══ Extracted data ══

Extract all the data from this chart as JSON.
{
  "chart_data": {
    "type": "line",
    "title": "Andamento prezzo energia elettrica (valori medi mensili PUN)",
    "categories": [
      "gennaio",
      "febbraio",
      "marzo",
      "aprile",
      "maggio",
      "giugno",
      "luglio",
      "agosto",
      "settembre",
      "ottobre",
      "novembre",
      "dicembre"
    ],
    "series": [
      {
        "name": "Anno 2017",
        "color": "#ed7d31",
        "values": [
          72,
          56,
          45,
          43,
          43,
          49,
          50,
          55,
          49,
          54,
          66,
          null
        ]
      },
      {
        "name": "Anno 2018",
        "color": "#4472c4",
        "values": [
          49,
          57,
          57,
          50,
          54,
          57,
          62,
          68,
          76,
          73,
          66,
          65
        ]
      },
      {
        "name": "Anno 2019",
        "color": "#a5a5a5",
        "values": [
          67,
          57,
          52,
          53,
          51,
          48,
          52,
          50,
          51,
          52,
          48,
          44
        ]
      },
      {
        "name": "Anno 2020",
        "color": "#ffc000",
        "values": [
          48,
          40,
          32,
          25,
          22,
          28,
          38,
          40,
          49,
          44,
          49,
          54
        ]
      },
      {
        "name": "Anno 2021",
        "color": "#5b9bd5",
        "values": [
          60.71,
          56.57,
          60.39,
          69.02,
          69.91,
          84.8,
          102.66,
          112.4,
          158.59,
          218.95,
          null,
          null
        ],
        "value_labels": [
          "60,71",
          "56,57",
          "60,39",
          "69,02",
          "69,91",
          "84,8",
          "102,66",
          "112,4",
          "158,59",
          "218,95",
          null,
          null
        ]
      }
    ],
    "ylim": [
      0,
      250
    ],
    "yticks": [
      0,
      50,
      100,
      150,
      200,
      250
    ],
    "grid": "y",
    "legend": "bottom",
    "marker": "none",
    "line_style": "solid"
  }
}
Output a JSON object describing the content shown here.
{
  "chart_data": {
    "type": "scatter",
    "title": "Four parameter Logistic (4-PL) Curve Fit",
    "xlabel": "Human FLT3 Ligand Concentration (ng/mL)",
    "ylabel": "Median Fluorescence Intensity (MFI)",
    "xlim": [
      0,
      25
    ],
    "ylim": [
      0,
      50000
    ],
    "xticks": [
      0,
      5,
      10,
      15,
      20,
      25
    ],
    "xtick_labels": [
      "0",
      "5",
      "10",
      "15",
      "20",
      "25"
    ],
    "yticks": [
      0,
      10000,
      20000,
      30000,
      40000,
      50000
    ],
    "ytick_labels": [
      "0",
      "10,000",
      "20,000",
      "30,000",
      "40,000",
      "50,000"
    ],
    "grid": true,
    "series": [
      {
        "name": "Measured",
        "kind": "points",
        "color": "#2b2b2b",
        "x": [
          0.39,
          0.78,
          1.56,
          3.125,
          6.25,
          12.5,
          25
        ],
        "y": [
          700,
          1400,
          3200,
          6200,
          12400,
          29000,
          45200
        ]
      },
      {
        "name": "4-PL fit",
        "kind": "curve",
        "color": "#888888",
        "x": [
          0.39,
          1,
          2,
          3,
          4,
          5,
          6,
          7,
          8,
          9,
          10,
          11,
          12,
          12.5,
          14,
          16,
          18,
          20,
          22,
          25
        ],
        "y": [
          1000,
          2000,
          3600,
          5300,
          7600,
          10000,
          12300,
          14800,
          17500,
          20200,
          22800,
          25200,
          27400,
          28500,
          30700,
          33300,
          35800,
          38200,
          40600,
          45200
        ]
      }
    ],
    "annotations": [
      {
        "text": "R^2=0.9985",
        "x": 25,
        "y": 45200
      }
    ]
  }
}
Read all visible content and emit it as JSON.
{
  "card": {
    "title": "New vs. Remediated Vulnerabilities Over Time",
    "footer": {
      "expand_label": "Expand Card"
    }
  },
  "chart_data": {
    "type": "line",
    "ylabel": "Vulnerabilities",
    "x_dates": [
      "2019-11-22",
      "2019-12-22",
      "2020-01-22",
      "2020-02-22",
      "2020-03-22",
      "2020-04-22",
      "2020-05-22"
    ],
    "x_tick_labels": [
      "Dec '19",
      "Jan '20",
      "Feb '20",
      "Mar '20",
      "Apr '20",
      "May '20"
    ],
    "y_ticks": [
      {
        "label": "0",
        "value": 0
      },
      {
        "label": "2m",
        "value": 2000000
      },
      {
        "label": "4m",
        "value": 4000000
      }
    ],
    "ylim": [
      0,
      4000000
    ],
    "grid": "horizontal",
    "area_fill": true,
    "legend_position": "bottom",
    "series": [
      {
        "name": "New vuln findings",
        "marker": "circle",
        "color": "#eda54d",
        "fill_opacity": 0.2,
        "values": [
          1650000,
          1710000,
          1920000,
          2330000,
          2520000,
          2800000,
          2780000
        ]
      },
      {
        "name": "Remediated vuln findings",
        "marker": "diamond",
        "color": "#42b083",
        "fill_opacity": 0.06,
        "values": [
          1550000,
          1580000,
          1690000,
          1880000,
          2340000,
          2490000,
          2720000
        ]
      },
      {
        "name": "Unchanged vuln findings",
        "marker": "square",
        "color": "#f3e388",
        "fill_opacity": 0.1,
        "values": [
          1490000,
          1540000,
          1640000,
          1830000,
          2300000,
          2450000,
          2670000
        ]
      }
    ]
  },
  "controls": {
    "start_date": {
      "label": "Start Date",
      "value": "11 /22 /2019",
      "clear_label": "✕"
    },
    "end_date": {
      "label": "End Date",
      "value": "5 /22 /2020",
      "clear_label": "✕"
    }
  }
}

═══

In the entries above, find each line with the word "marker" and copy it.

▶ Written response
    "marker": "none",
        "marker": "circle",
        "marker": "diamond",
        "marker": "square",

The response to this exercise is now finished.